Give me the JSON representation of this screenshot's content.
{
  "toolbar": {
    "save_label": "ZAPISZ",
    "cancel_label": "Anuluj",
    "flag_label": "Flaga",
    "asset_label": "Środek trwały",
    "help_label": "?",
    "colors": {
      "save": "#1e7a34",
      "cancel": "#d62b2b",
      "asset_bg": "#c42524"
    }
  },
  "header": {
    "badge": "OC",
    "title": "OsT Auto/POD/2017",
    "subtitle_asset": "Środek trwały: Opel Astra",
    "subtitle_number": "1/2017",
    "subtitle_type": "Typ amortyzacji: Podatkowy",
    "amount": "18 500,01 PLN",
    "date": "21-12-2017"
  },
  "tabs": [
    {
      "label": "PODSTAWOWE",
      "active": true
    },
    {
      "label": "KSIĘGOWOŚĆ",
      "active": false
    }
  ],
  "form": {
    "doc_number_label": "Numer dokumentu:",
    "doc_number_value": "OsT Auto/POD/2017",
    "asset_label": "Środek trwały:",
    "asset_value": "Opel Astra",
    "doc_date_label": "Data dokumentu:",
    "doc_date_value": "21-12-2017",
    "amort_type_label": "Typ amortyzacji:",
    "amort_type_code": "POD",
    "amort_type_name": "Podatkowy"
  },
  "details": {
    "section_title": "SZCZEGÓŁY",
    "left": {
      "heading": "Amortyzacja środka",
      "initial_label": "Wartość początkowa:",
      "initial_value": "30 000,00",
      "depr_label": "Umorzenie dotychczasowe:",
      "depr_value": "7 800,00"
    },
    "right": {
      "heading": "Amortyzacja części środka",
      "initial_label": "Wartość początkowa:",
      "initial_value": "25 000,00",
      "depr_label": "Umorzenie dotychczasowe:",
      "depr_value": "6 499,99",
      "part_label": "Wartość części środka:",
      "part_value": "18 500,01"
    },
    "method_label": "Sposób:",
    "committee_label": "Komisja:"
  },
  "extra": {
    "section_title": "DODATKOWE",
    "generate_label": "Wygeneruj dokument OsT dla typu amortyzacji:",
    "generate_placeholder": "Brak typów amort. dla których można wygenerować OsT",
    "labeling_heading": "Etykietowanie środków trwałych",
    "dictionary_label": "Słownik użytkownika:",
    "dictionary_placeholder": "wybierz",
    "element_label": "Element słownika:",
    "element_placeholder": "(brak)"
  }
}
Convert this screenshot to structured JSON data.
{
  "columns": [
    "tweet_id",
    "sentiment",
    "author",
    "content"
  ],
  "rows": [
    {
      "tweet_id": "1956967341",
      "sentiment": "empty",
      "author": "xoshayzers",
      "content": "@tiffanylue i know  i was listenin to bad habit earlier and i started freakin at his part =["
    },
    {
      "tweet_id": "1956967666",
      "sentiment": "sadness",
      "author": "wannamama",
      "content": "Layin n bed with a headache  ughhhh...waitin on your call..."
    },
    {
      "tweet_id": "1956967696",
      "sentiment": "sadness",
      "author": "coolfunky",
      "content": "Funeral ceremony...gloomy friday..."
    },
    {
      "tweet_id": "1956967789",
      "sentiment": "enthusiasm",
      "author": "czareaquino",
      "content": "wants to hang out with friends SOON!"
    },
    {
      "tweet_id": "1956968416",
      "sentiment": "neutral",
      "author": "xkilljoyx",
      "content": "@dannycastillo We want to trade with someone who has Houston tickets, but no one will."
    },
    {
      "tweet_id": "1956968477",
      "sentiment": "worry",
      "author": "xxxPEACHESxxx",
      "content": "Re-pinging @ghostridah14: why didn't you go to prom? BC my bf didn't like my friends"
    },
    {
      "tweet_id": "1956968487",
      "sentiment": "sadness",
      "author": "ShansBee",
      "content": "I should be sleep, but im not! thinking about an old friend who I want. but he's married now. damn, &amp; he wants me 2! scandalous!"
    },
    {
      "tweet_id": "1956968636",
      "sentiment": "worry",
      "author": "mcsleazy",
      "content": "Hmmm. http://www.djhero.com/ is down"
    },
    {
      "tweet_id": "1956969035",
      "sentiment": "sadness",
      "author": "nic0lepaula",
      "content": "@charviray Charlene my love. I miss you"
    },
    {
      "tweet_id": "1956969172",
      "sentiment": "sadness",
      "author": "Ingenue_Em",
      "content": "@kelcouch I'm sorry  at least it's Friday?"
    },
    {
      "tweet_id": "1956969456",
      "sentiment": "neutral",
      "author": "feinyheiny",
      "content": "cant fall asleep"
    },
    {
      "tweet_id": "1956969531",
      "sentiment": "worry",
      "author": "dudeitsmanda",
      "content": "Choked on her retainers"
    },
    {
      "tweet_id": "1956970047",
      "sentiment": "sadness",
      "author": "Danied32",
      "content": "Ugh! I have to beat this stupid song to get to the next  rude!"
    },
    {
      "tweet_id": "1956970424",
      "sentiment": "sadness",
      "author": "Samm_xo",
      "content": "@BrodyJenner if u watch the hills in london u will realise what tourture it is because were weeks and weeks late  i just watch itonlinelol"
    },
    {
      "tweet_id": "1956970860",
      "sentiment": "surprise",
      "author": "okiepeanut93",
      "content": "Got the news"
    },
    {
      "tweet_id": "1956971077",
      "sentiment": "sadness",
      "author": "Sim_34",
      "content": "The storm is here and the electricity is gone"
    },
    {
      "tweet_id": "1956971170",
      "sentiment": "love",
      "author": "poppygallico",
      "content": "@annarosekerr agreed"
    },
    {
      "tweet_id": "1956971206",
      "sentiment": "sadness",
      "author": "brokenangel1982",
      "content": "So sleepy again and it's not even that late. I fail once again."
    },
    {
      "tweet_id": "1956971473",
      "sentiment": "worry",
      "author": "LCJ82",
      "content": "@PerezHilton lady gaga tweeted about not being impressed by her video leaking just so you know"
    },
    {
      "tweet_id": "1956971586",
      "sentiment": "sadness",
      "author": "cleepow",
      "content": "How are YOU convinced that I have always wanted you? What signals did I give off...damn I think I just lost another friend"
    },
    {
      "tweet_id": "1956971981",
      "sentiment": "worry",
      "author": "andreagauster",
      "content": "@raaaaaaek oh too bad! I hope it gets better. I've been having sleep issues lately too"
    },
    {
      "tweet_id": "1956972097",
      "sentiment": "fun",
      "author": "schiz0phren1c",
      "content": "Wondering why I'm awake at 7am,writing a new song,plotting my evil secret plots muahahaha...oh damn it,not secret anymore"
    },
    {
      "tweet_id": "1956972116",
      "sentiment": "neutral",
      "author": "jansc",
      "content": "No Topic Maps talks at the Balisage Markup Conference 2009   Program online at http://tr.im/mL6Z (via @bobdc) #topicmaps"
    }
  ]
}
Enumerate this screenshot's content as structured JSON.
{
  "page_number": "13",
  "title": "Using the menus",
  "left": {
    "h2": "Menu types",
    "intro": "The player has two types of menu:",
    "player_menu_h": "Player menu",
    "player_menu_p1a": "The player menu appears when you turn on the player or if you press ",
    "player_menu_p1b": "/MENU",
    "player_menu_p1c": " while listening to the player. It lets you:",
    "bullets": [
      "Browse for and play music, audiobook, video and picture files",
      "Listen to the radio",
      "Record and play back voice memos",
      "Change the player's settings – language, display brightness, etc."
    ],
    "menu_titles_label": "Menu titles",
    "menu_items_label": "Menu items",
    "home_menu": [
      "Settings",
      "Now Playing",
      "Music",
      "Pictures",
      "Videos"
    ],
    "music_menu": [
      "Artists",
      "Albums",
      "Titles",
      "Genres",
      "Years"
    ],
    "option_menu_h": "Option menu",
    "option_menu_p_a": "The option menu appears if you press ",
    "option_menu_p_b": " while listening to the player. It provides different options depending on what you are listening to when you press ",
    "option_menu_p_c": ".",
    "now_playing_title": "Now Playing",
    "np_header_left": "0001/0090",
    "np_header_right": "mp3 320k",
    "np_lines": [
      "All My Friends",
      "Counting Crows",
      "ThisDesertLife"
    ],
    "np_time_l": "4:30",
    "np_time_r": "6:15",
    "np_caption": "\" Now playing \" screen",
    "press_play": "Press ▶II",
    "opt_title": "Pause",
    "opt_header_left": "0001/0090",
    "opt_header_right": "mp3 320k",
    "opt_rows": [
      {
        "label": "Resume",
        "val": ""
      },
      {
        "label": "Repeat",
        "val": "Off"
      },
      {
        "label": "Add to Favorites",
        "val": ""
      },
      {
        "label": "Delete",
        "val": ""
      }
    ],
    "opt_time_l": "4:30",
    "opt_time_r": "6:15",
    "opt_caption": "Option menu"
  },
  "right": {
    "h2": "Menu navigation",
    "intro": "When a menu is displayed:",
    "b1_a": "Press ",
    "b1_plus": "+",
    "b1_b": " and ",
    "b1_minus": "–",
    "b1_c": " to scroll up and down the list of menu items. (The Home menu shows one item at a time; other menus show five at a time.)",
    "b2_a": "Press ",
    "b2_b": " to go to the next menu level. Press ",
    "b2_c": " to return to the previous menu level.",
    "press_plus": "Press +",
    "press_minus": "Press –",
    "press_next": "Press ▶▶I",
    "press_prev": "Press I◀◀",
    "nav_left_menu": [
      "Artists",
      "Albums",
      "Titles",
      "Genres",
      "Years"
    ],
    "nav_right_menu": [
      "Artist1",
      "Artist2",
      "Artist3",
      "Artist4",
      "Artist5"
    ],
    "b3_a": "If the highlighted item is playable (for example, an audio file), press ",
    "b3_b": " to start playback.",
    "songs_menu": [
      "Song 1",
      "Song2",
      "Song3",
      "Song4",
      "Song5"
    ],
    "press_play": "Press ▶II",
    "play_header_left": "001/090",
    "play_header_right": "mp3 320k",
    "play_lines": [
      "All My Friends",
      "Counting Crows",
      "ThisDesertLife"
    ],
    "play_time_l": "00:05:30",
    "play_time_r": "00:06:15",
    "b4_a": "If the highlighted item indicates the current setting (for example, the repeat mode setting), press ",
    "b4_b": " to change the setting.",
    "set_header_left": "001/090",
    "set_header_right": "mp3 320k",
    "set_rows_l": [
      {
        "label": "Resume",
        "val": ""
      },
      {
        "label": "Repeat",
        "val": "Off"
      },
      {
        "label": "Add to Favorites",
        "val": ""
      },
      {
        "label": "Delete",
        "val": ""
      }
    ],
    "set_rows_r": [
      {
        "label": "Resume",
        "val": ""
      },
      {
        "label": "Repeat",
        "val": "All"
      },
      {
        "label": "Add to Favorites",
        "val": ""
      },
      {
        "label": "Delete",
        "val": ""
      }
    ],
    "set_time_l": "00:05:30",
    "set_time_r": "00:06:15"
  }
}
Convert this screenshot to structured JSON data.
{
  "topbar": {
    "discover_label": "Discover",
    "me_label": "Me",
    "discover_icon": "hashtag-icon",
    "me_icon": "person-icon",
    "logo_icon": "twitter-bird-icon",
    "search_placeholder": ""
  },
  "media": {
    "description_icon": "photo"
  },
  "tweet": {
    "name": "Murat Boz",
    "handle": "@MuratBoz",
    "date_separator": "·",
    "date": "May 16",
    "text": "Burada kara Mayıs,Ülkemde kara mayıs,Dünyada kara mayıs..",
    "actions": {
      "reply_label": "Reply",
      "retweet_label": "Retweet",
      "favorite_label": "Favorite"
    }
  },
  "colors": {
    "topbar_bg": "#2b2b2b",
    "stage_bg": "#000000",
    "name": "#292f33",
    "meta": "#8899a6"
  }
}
---*---
## To do
Say how many lines in the records hold "części", with the number as the whole reply.

## Solution
2